AIM OF THE EXERCISE: Find every line in the records below that holds the word "enero" and copy it.

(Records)
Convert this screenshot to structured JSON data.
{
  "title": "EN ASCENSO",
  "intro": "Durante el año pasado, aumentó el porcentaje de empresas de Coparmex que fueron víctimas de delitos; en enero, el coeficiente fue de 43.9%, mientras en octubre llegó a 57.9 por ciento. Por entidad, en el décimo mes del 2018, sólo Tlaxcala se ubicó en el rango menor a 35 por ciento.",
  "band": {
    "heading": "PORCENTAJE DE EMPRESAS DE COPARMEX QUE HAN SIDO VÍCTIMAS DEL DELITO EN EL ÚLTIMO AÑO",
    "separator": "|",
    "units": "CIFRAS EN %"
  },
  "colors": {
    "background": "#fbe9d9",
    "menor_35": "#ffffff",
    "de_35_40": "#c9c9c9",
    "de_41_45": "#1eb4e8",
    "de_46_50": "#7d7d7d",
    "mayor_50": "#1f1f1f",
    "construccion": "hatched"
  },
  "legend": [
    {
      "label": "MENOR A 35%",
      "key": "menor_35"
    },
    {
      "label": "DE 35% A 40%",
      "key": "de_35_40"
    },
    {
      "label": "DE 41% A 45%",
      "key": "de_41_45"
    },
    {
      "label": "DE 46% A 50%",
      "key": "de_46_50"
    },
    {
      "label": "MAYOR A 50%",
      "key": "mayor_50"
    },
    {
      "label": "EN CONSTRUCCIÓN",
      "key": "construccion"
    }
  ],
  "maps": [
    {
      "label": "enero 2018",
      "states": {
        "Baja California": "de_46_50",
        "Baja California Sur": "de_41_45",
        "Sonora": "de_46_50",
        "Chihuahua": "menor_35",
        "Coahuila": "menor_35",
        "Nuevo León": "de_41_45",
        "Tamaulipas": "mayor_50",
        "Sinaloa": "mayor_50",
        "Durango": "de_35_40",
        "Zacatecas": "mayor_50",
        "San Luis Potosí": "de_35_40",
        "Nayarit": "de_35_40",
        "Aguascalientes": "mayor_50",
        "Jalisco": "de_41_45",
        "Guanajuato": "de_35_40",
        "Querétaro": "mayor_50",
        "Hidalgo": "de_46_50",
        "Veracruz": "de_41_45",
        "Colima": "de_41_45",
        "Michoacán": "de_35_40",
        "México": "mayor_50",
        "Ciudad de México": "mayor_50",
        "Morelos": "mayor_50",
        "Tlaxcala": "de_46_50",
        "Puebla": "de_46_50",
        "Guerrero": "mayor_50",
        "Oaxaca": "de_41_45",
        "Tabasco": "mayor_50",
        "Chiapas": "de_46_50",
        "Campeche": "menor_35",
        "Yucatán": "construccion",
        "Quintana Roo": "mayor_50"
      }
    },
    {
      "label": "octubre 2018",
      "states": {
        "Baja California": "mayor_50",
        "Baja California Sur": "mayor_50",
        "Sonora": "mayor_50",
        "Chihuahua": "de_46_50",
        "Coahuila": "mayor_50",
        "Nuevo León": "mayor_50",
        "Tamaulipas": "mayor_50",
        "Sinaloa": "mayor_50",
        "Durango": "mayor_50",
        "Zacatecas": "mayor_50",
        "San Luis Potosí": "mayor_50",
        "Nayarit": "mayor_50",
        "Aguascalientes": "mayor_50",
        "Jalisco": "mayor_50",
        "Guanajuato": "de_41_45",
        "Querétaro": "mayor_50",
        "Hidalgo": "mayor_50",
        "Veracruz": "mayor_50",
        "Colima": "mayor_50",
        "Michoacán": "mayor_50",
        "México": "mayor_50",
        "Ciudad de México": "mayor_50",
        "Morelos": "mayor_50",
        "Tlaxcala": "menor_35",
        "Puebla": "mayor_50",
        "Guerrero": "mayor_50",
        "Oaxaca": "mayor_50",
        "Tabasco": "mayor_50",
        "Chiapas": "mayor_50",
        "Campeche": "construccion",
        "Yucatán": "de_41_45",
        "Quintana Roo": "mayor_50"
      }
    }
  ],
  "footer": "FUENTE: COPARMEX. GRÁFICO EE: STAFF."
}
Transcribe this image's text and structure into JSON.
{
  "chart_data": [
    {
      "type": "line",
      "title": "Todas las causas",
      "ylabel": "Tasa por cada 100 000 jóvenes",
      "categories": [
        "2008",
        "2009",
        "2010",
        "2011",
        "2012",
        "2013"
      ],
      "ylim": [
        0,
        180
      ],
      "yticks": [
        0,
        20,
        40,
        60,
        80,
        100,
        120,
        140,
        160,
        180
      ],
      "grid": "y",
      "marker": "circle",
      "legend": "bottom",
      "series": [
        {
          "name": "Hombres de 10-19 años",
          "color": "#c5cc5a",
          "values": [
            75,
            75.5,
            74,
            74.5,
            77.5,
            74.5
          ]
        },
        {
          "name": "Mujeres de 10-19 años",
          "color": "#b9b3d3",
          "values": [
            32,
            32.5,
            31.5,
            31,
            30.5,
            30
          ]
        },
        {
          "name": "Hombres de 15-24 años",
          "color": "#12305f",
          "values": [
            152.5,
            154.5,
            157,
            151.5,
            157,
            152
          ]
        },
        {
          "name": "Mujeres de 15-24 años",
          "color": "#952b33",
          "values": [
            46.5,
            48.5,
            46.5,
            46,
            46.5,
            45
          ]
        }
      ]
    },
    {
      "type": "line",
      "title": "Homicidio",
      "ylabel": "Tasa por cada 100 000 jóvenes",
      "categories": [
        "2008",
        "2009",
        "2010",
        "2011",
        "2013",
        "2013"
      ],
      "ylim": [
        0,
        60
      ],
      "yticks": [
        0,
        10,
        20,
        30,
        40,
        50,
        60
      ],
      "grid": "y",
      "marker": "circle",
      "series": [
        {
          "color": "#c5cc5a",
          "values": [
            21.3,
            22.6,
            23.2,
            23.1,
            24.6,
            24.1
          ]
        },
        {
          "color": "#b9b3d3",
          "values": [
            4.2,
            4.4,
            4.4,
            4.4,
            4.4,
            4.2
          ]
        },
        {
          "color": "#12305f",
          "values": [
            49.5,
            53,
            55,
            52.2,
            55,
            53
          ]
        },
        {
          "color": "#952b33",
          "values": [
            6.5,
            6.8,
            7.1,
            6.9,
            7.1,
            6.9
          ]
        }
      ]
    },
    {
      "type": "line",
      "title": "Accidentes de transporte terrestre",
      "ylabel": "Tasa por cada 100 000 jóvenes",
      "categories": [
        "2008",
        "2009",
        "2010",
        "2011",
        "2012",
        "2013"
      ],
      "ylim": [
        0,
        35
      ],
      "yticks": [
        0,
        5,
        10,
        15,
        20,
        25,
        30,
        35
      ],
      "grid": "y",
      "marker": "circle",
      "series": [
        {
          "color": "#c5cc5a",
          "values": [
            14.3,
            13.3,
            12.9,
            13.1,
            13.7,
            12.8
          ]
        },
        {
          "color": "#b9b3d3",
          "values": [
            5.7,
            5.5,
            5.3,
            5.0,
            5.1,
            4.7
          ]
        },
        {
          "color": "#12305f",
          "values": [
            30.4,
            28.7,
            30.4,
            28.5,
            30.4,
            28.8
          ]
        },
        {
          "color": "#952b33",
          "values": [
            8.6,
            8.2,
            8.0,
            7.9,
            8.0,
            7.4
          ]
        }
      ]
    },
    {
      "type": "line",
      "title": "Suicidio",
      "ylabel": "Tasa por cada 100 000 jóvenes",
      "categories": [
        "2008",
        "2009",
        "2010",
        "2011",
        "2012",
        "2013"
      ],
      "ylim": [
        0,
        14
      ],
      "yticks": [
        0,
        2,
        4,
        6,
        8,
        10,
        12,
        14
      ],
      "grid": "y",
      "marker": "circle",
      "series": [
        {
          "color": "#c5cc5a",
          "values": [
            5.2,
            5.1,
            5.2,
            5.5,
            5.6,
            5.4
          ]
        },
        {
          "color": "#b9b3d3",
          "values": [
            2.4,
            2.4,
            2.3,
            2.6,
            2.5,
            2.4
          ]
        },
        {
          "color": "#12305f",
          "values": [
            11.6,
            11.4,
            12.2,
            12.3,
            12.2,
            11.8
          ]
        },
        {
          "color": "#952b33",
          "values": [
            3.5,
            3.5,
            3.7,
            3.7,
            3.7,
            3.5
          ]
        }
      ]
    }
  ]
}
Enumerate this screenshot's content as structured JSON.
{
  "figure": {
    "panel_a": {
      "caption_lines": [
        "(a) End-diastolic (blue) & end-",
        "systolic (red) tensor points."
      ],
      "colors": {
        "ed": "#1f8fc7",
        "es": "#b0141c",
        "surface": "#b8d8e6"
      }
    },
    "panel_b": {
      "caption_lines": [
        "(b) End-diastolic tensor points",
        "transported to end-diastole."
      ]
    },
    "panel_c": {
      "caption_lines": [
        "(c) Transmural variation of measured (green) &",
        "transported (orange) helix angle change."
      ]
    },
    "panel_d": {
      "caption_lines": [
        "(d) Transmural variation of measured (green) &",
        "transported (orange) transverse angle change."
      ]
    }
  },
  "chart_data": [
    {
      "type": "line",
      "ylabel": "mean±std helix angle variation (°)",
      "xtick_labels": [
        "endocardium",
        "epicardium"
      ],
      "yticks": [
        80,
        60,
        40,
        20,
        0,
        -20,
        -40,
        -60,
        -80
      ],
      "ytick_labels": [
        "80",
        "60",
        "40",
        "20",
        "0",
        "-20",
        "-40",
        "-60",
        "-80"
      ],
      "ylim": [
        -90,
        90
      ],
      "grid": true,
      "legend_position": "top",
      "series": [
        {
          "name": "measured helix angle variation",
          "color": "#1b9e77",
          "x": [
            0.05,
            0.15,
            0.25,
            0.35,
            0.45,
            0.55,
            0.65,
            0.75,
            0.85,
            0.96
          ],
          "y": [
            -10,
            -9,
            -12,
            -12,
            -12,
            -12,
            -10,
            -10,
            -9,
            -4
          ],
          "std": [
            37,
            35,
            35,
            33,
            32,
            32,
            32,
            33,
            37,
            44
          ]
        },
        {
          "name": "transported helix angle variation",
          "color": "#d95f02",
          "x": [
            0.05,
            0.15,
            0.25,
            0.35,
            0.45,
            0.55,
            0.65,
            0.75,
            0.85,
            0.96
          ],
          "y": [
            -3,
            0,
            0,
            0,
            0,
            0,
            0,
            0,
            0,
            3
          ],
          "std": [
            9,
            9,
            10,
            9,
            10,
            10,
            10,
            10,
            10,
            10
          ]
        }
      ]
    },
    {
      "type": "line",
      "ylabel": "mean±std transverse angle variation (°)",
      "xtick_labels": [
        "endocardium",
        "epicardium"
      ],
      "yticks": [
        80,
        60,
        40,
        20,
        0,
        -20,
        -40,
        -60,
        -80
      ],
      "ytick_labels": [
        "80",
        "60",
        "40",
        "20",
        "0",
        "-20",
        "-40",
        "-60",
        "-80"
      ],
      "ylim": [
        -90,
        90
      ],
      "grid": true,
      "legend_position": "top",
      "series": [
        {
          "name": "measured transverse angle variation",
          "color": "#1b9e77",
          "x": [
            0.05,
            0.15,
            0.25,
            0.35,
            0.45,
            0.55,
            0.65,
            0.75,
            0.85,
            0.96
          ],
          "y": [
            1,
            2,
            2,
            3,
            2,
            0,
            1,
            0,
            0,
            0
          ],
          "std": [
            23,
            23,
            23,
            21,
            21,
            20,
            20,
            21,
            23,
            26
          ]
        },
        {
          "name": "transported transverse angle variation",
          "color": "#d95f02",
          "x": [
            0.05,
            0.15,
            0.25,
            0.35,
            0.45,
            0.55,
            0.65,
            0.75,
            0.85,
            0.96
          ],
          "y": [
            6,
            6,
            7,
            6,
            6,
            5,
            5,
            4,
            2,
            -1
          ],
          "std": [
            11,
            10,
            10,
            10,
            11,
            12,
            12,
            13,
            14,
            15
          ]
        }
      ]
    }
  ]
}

RESULT OF THE TASK:
  "intro": "Durante el año pasado, aumentó el porcentaje de empresas de Coparmex que fueron víctimas de delitos; en enero, el coeficiente fue de 43.9%, mientras en octubre llegó a 57.9 por ciento. Por entidad, en el décimo mes del 2018, sólo Tlaxcala se ubicó en el rango menor a 35 por ciento.",
      "label": "enero 2018",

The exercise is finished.